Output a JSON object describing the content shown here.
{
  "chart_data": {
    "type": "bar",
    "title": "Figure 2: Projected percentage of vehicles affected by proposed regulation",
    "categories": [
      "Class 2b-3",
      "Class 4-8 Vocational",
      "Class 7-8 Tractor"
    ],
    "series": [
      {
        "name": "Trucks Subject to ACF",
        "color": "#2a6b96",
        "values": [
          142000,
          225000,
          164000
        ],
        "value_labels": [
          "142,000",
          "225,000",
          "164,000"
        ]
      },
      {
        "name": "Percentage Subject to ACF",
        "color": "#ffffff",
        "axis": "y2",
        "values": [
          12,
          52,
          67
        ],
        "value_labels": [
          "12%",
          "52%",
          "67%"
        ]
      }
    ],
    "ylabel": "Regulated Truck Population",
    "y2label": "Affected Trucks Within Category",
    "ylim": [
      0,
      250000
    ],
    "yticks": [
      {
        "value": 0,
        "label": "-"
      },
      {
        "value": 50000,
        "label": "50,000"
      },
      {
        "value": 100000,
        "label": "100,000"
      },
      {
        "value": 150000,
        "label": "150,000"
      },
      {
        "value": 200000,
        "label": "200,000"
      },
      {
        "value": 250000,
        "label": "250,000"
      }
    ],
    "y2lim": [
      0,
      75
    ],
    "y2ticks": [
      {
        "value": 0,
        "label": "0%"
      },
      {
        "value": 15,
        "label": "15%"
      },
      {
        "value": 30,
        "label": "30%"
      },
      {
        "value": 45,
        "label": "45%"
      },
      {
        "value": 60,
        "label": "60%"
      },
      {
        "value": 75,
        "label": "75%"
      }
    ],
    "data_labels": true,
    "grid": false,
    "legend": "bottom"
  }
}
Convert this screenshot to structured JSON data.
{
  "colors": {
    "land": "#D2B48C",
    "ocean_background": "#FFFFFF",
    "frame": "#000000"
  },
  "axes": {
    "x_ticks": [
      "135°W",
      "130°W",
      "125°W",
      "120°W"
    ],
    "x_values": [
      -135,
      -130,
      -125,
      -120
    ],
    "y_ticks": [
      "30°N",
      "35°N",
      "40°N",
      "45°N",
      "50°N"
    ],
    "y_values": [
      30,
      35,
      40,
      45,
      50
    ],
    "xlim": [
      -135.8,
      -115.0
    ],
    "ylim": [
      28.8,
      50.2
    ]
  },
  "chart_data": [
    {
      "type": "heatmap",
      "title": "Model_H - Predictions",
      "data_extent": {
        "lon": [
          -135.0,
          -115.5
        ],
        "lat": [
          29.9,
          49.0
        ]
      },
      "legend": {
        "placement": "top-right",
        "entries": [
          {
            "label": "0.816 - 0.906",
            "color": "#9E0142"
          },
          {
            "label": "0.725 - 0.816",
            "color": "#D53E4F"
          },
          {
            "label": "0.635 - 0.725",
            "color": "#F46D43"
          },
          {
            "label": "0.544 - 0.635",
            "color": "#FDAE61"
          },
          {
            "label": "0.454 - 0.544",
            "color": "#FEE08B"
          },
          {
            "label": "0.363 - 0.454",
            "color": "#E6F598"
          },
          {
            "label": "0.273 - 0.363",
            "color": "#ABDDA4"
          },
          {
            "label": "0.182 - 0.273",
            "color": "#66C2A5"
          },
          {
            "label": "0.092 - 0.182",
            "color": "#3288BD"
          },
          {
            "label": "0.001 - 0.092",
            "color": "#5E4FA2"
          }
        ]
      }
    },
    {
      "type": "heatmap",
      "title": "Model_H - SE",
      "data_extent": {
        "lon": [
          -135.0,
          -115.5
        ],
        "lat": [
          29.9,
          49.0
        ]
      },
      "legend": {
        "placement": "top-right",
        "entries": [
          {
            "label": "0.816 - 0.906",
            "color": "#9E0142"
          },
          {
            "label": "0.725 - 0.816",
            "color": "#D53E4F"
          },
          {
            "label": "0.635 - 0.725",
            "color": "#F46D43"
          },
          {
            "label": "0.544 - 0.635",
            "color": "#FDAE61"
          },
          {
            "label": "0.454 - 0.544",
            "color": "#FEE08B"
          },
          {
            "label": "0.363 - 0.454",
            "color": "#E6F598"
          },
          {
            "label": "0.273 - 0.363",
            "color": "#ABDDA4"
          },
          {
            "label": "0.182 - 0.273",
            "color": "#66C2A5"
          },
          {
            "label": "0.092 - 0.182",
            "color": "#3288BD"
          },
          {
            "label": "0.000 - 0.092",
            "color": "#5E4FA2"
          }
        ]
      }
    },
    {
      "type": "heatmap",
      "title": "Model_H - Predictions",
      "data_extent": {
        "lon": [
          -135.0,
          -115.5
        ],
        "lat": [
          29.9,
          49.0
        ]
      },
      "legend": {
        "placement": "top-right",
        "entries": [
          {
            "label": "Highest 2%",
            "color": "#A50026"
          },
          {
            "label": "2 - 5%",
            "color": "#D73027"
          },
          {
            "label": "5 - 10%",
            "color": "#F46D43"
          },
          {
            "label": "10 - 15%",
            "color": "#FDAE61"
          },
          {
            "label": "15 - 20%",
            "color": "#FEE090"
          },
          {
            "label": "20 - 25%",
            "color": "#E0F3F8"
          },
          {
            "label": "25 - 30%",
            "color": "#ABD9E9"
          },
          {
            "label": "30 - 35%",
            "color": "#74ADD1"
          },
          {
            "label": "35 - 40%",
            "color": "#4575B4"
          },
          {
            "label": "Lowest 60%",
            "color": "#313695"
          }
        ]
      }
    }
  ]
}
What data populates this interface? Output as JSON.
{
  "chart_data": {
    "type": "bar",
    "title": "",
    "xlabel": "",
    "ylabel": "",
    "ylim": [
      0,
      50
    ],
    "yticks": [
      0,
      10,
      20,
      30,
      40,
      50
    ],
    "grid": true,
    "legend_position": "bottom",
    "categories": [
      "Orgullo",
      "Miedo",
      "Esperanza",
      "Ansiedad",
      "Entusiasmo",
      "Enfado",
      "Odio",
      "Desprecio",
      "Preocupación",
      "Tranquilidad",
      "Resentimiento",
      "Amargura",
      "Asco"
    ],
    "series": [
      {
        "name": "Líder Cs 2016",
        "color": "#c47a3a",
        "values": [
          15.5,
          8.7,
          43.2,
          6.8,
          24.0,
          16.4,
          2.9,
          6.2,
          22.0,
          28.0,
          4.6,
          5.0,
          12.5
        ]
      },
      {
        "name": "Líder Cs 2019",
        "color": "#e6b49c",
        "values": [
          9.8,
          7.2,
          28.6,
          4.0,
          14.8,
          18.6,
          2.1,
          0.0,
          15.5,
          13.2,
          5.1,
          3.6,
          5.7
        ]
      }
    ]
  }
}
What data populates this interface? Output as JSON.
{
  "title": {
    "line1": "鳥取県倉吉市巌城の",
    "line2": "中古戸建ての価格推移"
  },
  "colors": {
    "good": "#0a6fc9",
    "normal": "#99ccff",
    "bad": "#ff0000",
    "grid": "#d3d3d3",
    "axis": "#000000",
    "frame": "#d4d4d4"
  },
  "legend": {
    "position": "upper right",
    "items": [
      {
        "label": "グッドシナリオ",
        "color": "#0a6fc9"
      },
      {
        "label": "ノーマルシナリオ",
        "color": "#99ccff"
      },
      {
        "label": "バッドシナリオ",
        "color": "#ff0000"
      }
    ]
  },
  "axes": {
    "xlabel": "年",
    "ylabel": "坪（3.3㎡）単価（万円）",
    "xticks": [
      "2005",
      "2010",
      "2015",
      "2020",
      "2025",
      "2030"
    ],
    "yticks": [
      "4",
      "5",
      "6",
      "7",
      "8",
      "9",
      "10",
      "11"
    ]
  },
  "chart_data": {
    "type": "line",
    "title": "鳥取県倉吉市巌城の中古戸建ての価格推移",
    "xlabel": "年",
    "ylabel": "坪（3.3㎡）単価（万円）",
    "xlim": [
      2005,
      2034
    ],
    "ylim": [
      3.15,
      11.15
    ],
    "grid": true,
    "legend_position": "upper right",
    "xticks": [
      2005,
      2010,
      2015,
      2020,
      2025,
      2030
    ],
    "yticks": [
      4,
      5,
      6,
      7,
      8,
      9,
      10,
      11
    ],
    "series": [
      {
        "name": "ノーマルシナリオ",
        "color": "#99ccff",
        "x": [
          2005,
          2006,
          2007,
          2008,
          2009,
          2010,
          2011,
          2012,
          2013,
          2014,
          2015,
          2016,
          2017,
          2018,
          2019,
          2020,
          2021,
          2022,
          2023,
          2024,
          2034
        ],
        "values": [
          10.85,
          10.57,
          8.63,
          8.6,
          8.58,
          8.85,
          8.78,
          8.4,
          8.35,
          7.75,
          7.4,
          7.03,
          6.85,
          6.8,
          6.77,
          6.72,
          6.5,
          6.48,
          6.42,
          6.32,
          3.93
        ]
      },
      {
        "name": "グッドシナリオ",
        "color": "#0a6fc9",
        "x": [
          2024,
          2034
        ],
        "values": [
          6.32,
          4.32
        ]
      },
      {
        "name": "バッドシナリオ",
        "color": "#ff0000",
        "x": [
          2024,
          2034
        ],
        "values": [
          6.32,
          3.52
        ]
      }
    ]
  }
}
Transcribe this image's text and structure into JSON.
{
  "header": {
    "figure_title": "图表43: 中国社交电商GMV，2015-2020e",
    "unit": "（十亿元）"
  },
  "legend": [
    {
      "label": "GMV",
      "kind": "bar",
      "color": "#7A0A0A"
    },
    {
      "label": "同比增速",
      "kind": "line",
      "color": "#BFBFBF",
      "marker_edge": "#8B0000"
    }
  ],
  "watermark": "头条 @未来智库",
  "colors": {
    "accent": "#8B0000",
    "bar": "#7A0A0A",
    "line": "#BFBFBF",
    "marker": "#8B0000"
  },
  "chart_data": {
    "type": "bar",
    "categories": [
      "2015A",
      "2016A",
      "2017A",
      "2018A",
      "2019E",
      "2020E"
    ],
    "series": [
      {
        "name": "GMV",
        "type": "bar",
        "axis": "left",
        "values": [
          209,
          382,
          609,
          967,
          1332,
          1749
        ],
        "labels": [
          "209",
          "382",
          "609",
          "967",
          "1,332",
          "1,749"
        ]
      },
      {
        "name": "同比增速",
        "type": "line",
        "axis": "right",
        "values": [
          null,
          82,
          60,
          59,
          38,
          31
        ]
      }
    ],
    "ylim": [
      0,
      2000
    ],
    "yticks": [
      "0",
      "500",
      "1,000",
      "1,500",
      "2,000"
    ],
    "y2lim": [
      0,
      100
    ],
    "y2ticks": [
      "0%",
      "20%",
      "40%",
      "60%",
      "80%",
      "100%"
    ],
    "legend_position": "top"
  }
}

+++

→ **WHAT YOU NEED TO DO**
Return the lines from the line containing "Transcribe this image's" to the end of the entries above, exactly as they appear and with no other output.

→ **RESPONSE TO THE EXERCISE**
Transcribe this image's text and structure into JSON.
{
  "header": {
    "figure_title": "图表43: 中国社交电商GMV，2015-2020e",
    "unit": "（十亿元）"
  },
  "legend": [
    {
      "label": "GMV",
      "kind": "bar",
      "color": "#7A0A0A"
    },
    {
      "label": "同比增速",
      "kind": "line",
      "color": "#BFBFBF",
      "marker_edge": "#8B0000"
    }
  ],
  "watermark": "头条 @未来智库",
  "colors": {
    "accent": "#8B0000",
    "bar": "#7A0A0A",
    "line": "#BFBFBF",
    "marker": "#8B0000"
  },
  "chart_data": {
    "type": "bar",
    "categories": [
      "2015A",
      "2016A",
      "2017A",
      "2018A",
      "2019E",
      "2020E"
    ],
    "series": [
      {
        "name": "GMV",
        "type": "bar",
        "axis": "left",
        "values": [
          209,
          382,
          609,
          967,
          1332,
          1749
        ],
        "labels": [
          "209",
          "382",
          "609",
          "967",
          "1,332",
          "1,749"
        ]
      },
      {
        "name": "同比增速",
        "type": "line",
        "axis": "right",
        "values": [
          null,
          82,
          60,
          59,
          38,
          31
        ]
      }
    ],
    "ylim": [
      0,
      2000
    ],
    "yticks": [
      "0",
      "500",
      "1,000",
      "1,500",
      "2,000"
    ],
    "y2lim": [
      0,
      100
    ],
    "y2ticks": [
      "0%",
      "20%",
      "40%",
      "60%",
      "80%",
      "100%"
    ],
    "legend_position": "top"
  }
}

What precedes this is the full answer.